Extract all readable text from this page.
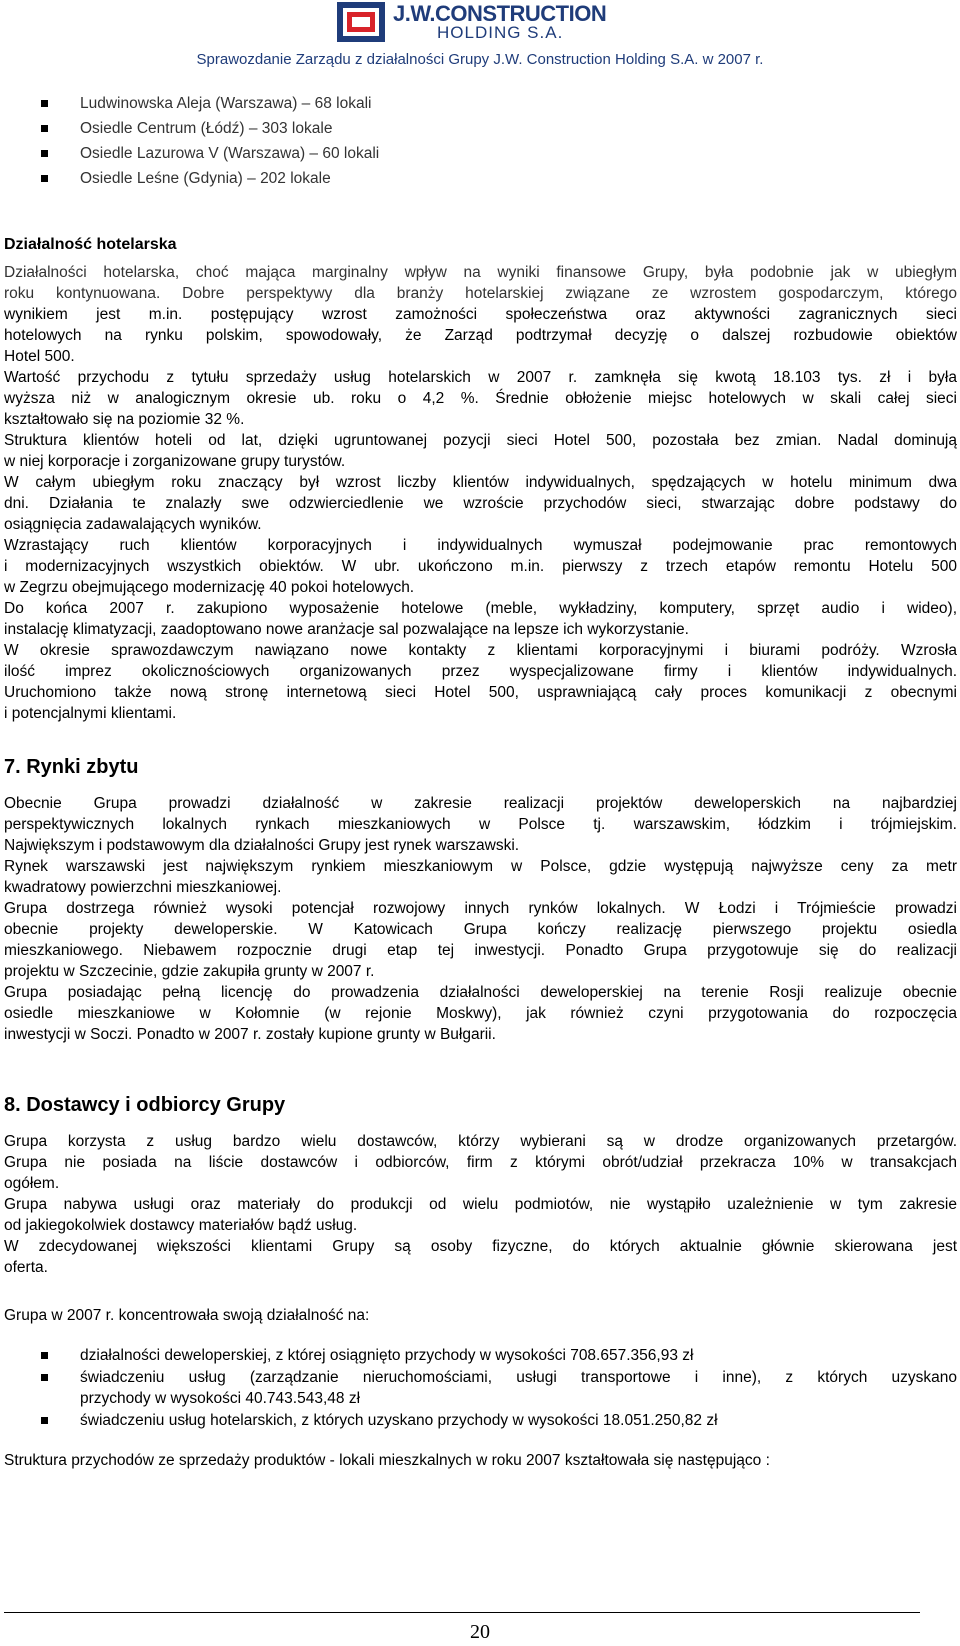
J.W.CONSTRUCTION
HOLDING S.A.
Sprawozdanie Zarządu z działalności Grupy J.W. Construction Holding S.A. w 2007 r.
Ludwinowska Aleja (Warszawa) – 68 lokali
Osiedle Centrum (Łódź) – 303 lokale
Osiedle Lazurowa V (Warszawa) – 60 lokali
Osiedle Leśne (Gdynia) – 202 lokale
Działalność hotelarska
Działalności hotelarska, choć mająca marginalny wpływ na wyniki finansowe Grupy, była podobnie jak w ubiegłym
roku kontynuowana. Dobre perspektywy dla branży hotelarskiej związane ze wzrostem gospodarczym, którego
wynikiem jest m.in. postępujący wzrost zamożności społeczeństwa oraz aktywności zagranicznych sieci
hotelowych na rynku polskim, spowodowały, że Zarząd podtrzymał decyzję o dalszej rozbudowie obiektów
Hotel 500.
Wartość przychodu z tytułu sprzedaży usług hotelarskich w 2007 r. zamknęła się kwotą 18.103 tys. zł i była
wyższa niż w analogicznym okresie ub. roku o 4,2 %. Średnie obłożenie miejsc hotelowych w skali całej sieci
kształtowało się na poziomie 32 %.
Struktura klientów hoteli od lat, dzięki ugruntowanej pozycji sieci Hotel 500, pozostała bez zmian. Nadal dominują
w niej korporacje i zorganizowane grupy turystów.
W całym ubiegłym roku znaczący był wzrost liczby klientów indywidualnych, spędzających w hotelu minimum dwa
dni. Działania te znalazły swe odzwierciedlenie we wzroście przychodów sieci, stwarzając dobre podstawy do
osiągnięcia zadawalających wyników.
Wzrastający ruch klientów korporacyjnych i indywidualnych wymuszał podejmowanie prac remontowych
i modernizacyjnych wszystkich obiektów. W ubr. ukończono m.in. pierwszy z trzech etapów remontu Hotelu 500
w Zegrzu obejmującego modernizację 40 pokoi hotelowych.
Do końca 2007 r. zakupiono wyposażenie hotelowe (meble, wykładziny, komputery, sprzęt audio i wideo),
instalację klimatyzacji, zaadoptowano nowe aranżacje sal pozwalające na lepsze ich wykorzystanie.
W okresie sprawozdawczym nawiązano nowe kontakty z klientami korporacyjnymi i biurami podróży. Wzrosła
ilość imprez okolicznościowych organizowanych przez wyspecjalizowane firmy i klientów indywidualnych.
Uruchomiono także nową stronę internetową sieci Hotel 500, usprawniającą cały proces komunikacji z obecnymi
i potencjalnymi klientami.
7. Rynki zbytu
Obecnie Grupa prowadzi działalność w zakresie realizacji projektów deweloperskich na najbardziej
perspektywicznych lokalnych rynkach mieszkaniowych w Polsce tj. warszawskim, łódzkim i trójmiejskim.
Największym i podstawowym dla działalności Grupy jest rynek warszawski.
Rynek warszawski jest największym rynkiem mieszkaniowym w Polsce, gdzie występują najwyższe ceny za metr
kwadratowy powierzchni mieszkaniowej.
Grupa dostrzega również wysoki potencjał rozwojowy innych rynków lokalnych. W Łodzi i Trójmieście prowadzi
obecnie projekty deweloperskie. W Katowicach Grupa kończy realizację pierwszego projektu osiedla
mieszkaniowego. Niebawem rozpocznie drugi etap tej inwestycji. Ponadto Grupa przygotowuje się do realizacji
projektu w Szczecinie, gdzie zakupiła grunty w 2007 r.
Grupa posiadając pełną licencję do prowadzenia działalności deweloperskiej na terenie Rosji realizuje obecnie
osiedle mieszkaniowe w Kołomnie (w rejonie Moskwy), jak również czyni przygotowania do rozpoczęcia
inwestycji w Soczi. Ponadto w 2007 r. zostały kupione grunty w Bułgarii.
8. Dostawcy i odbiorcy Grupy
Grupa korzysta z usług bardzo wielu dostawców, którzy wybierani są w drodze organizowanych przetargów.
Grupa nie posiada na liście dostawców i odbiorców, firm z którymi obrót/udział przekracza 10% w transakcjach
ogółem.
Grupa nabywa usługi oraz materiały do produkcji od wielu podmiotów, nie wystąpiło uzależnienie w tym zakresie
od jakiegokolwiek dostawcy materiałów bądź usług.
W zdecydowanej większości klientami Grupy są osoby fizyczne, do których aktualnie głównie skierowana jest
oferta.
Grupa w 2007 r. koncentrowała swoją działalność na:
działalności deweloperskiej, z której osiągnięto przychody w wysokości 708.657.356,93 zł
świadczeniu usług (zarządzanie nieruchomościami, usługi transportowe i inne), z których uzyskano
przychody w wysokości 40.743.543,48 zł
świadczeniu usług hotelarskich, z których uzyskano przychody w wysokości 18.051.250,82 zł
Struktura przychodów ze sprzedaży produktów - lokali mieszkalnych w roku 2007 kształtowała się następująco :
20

----

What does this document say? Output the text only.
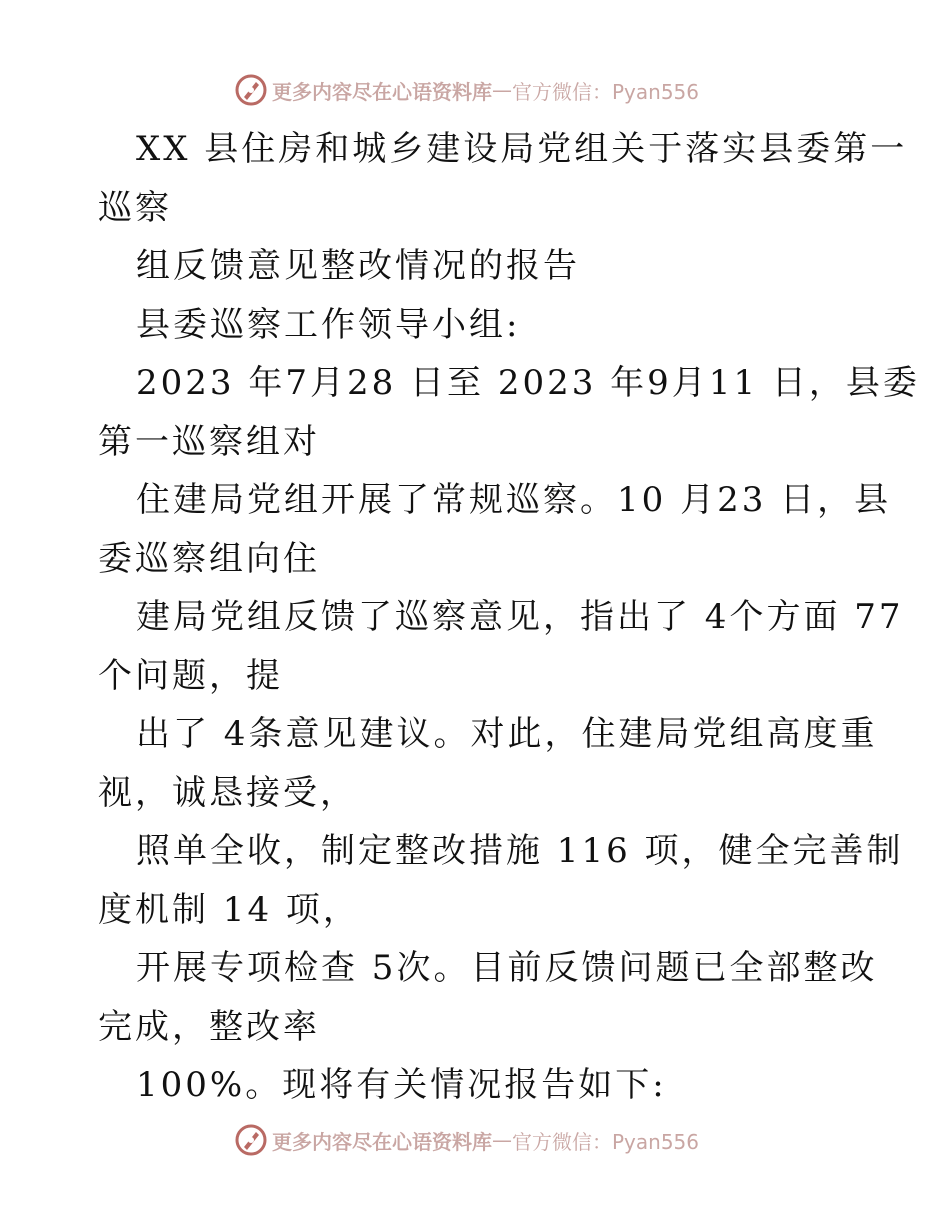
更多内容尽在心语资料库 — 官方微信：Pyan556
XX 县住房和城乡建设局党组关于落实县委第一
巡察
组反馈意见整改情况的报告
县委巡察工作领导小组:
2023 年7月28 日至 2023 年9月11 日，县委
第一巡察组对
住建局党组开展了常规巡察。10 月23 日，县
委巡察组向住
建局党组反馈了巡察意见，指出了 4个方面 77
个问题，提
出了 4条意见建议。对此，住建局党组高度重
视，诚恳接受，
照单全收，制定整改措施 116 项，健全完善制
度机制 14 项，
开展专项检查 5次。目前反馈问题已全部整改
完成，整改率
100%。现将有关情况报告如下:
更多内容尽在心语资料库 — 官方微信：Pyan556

----

Count how many lines include the string "świadczeniu". Nothing but the number is needed.

* Solved exercise
2